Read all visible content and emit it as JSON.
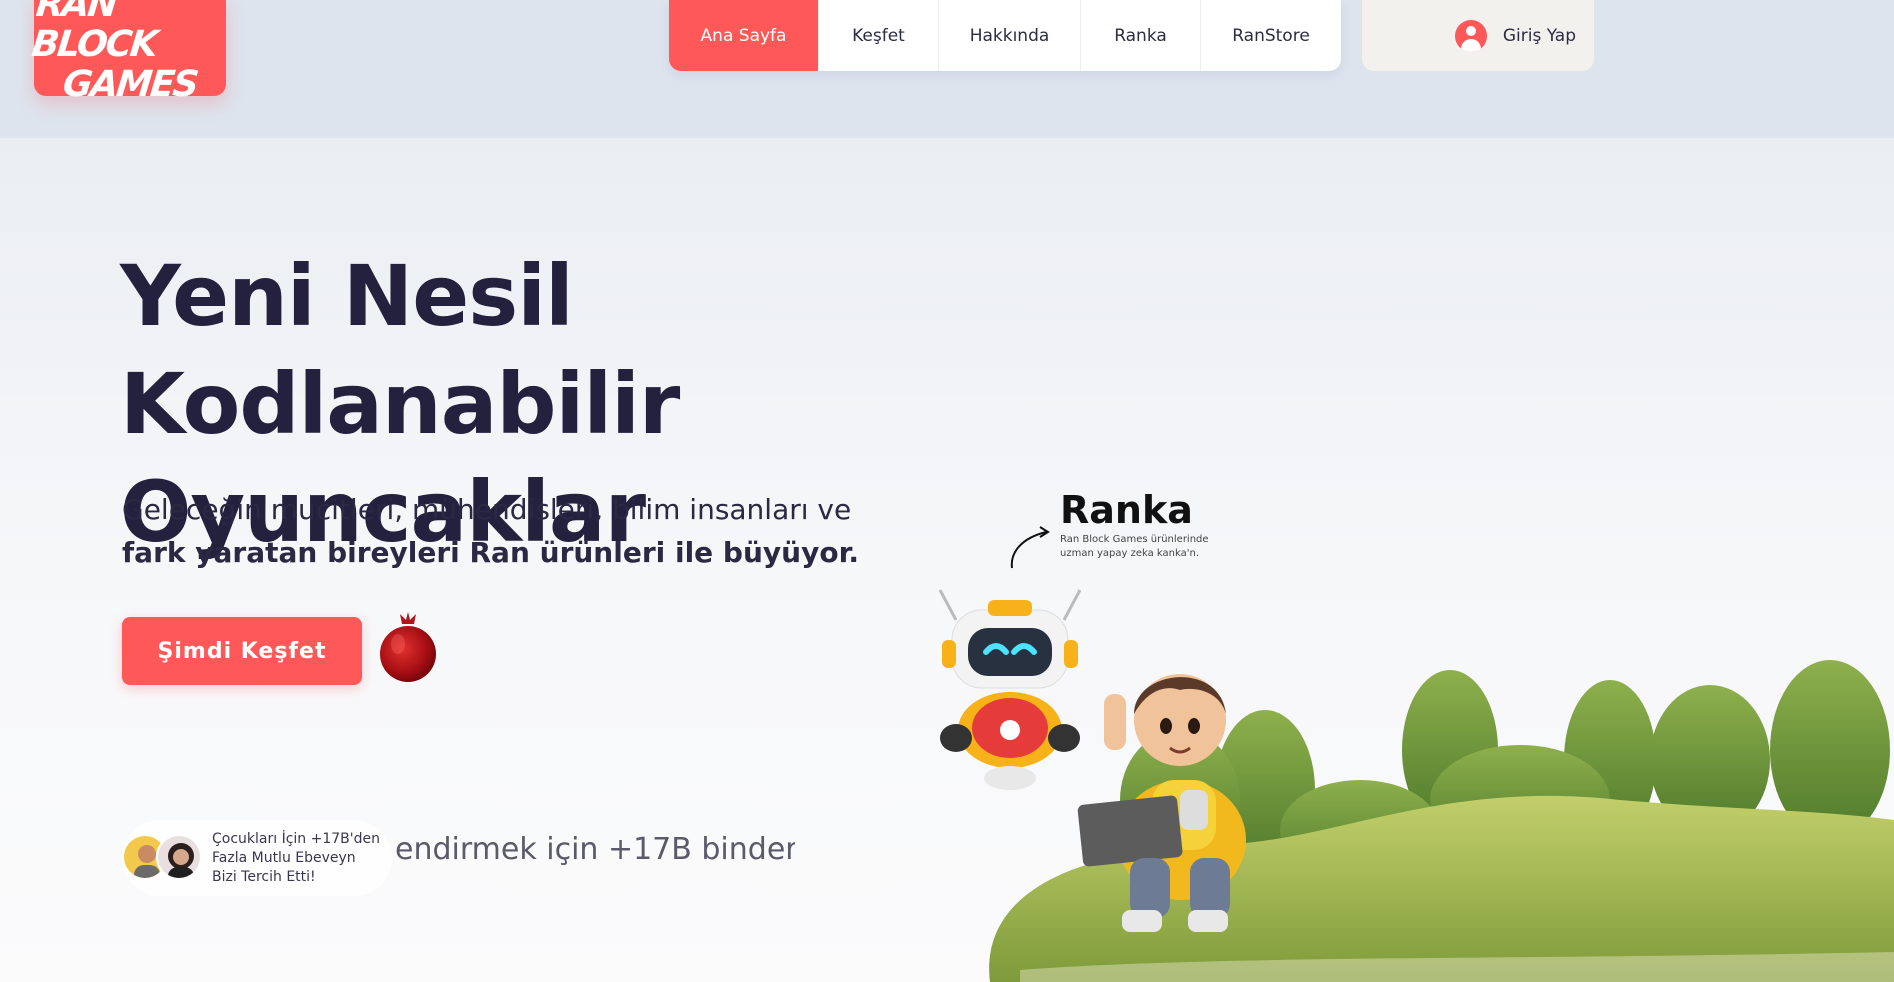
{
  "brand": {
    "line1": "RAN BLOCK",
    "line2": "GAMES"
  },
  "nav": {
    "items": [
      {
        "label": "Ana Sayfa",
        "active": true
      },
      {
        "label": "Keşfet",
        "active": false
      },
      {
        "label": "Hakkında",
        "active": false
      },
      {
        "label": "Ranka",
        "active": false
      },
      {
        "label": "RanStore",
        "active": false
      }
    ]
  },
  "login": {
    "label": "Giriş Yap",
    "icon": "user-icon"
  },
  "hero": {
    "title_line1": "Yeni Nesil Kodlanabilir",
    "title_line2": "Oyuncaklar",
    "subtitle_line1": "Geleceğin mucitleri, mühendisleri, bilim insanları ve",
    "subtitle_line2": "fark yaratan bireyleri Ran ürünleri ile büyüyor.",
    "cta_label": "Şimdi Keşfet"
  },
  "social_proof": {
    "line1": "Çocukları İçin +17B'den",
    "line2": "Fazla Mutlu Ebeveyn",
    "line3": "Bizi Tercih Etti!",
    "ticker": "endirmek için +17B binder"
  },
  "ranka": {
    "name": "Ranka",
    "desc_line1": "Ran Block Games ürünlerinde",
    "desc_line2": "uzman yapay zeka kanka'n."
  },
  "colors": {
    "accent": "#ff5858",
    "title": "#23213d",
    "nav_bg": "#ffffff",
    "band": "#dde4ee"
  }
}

━━━━━━

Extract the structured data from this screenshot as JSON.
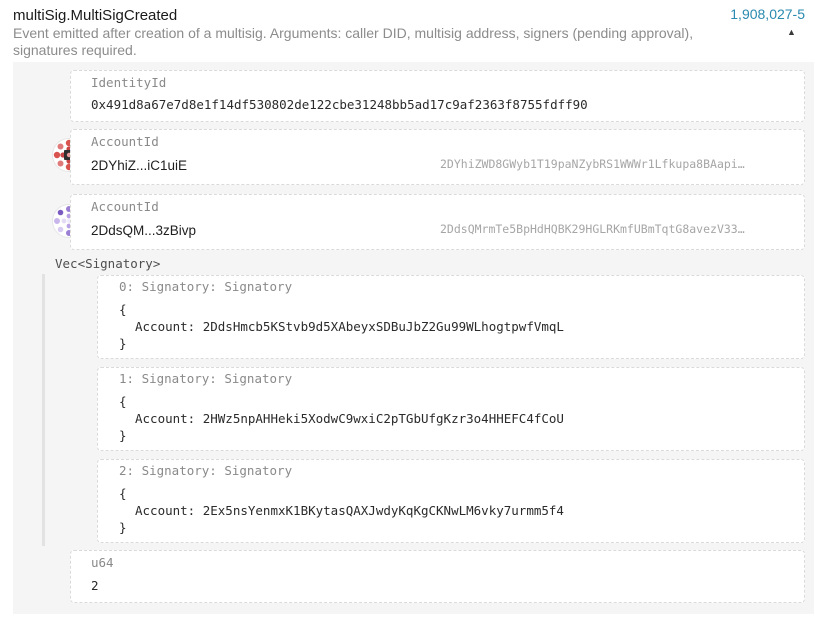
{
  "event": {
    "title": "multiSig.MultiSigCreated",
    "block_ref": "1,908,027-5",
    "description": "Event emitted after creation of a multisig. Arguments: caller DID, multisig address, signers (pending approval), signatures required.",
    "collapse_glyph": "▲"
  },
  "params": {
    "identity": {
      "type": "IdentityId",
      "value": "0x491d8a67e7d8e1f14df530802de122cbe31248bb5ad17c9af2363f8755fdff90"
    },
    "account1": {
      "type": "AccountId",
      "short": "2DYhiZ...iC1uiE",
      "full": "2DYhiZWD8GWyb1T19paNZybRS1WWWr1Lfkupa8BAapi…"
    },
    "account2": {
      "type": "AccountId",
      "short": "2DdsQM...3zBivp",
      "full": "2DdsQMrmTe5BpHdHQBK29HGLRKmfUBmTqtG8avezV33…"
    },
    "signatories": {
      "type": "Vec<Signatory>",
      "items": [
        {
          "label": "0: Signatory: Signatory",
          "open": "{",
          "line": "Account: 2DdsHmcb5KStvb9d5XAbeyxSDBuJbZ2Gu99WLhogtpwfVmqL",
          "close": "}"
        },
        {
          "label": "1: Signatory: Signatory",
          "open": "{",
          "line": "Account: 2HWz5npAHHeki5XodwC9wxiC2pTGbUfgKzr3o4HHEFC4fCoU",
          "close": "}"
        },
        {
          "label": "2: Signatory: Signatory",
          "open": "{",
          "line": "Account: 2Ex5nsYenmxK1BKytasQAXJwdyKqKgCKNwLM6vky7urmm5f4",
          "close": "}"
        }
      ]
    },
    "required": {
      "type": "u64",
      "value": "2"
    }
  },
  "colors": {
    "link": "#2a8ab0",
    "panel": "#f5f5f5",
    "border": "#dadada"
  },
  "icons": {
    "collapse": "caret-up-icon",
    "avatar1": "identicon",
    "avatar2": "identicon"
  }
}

━━━━━━

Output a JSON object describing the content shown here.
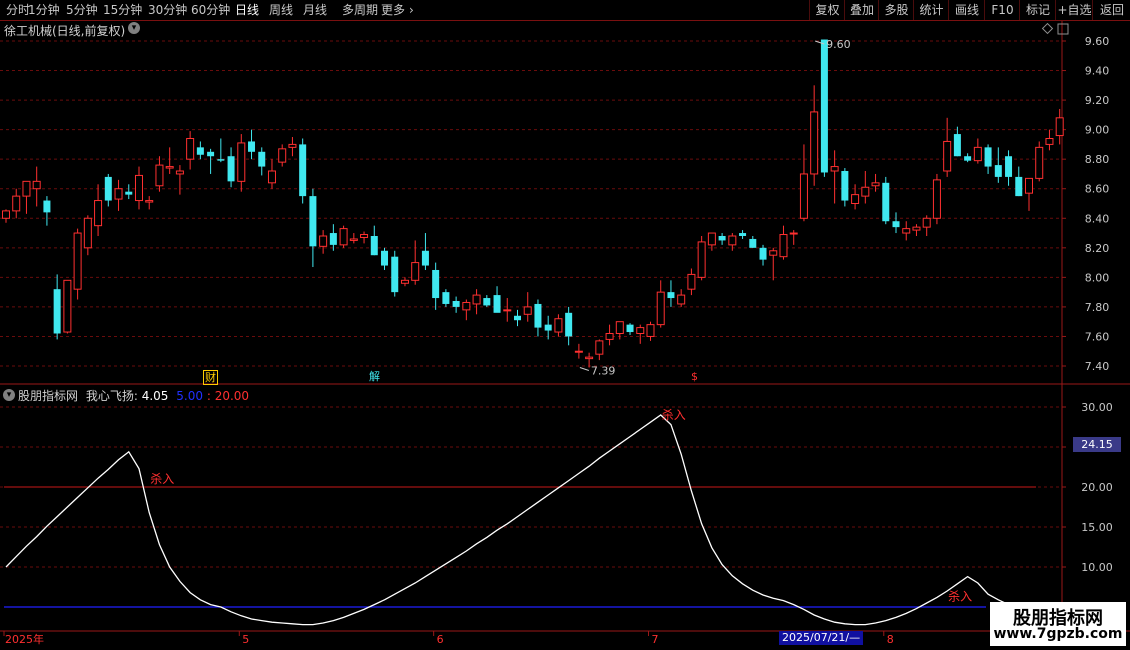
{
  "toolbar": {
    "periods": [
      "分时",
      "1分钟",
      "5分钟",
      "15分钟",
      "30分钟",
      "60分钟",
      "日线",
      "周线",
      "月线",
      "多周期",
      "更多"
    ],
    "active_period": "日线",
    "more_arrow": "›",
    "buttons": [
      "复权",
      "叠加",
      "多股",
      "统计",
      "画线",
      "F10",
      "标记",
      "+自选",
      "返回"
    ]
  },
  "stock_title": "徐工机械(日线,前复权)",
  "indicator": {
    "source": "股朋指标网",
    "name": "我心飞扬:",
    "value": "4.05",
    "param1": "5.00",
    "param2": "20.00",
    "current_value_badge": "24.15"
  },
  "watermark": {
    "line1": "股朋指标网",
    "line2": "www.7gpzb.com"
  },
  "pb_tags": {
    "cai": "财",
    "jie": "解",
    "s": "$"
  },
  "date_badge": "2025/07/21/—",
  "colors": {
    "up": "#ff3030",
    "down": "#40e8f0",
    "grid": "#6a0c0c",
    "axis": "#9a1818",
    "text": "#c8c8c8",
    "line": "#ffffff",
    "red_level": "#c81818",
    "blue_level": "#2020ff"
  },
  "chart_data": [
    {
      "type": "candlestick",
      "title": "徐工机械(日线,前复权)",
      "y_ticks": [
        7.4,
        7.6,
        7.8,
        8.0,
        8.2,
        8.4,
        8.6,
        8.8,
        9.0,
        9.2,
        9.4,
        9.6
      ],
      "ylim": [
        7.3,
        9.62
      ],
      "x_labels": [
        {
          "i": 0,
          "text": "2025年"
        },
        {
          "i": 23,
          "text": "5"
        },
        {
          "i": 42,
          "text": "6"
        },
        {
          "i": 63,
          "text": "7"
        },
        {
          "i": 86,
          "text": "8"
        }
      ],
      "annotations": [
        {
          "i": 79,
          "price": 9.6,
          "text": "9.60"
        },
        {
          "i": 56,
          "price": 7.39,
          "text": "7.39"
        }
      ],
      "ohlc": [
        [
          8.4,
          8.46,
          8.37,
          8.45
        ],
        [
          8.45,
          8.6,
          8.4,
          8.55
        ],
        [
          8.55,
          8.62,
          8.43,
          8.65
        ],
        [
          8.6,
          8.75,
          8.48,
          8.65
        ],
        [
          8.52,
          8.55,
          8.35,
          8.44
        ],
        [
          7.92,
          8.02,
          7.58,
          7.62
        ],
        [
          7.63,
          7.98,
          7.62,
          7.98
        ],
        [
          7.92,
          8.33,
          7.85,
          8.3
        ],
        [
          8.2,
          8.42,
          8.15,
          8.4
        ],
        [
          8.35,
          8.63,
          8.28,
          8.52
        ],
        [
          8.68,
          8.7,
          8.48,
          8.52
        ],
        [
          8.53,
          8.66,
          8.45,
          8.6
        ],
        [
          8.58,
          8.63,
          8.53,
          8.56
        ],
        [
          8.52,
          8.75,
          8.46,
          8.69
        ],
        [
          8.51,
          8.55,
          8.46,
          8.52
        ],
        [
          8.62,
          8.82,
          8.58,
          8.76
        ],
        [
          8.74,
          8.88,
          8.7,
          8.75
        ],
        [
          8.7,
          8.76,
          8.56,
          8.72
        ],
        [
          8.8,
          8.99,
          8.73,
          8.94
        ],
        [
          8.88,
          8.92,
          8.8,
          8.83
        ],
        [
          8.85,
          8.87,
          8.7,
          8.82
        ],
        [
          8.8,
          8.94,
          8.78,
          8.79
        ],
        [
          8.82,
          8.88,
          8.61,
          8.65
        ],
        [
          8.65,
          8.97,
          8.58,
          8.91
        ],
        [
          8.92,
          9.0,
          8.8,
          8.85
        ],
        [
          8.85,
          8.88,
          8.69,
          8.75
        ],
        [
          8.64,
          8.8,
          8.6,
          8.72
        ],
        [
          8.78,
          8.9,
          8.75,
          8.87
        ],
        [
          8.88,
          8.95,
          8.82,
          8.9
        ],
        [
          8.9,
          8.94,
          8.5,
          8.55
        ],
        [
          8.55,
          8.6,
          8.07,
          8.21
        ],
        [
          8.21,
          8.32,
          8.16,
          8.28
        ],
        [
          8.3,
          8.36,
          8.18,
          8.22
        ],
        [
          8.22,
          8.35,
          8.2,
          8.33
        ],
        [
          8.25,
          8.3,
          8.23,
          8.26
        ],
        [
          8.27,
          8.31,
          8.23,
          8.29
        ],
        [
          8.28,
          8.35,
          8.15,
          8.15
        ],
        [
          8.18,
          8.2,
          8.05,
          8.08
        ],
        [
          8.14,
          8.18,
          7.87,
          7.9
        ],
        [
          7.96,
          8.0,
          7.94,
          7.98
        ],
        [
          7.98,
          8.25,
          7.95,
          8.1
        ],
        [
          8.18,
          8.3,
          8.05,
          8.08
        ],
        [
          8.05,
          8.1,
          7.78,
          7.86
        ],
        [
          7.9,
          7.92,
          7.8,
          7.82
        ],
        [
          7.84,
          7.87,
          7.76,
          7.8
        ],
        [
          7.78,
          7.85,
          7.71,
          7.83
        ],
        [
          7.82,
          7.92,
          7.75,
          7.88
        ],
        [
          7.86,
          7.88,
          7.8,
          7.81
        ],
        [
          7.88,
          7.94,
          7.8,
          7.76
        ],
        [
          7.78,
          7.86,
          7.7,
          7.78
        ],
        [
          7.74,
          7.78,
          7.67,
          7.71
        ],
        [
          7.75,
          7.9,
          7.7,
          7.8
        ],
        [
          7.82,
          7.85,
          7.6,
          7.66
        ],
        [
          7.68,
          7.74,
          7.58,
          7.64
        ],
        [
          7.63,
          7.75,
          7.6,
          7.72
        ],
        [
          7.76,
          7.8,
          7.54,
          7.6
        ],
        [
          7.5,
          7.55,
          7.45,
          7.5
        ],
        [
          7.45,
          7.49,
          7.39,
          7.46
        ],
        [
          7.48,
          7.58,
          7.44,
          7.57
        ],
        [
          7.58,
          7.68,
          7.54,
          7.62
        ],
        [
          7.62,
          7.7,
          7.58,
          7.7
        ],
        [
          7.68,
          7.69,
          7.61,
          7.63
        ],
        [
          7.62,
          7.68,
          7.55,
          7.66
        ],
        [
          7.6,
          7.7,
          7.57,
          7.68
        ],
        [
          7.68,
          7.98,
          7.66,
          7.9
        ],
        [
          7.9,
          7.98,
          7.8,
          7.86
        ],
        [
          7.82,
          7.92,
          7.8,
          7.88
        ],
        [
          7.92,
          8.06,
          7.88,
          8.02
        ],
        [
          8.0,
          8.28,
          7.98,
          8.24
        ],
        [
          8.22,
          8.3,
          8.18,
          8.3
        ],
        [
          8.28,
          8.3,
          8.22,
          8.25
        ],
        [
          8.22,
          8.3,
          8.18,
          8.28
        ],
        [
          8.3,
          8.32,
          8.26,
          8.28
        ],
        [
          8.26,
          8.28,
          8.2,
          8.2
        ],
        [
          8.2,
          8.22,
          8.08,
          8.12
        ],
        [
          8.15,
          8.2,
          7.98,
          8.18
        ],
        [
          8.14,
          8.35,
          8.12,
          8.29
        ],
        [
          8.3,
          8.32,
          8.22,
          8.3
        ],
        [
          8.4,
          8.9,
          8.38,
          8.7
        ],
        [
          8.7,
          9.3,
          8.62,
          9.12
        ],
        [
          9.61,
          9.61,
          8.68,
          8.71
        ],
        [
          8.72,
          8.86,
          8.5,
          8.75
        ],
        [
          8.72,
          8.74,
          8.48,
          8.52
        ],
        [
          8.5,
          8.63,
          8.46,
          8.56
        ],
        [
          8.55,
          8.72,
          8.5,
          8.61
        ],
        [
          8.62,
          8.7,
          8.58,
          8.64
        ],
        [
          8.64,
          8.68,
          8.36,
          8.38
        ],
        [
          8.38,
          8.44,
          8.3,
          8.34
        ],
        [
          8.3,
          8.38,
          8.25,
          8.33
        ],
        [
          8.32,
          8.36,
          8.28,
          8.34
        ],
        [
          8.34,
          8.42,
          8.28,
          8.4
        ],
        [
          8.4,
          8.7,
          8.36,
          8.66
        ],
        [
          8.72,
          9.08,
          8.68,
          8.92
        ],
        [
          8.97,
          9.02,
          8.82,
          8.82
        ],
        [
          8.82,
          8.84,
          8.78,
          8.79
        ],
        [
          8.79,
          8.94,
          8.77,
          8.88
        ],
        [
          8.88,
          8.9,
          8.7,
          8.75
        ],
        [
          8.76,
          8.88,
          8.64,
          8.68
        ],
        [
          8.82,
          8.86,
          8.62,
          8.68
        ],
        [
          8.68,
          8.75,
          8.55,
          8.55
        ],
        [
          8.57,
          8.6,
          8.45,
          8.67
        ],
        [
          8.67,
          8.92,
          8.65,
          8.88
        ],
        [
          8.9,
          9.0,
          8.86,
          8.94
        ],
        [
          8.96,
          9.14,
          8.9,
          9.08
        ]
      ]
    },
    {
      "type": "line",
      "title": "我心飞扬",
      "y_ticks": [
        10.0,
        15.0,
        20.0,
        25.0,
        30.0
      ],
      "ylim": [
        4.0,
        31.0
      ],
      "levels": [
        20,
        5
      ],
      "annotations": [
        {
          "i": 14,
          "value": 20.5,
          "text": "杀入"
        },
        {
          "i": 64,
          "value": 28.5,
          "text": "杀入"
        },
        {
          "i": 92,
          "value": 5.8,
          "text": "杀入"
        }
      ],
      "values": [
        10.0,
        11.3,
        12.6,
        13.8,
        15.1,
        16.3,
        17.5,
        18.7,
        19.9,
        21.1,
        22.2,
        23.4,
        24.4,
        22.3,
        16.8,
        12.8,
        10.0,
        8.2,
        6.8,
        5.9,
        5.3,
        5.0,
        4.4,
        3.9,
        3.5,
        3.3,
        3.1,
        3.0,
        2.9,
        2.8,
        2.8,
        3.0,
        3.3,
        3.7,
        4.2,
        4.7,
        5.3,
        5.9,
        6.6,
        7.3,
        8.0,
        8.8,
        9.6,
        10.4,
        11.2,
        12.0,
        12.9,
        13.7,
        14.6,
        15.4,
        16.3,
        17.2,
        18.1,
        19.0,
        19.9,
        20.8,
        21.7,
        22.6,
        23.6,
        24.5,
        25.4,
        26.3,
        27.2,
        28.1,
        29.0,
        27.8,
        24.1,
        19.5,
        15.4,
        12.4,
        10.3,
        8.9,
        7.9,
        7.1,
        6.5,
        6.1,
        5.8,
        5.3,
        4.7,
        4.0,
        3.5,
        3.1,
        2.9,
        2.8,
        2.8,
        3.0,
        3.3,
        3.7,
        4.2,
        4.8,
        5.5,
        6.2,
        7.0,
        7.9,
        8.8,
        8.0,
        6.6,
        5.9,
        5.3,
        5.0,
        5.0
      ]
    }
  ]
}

━━━━━━

The problem :: How many lines in the records hold the string "type"? Reply with the number alone.

Result for this exercise :: 7